Your goal -> Write every record out again exactly, and keep images out of it.
---*---
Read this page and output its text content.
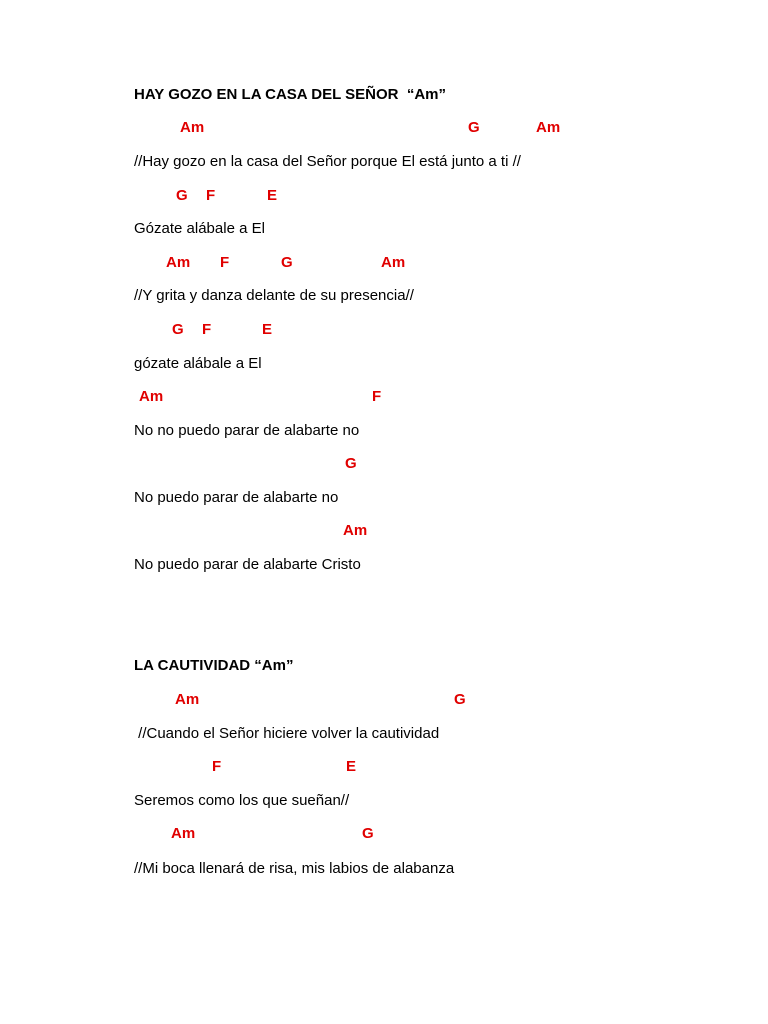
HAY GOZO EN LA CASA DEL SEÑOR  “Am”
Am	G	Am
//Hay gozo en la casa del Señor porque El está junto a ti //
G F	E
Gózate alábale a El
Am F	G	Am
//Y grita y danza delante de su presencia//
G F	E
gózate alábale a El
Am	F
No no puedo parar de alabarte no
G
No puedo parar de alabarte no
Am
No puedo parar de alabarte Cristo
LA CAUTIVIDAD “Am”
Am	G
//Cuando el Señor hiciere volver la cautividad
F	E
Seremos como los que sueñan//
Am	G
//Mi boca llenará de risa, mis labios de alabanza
---*---
Task answer ->
Read this page and output its text content.
HAY GOZO EN LA CASA DEL SEÑOR  “Am”
Am	G	Am
//Hay gozo en la casa del Señor porque El está junto a ti //
G F	E
Gózate alábale a El
Am F	G	Am
//Y grita y danza delante de su presencia//
G F	E
gózate alábale a El
Am	F
No no puedo parar de alabarte no
G
No puedo parar de alabarte no
Am
No puedo parar de alabarte Cristo
LA CAUTIVIDAD “Am”
Am	G
//Cuando el Señor hiciere volver la cautividad
F	E
Seremos como los que sueñan//
Am	G
//Mi boca llenará de risa, mis labios de alabanza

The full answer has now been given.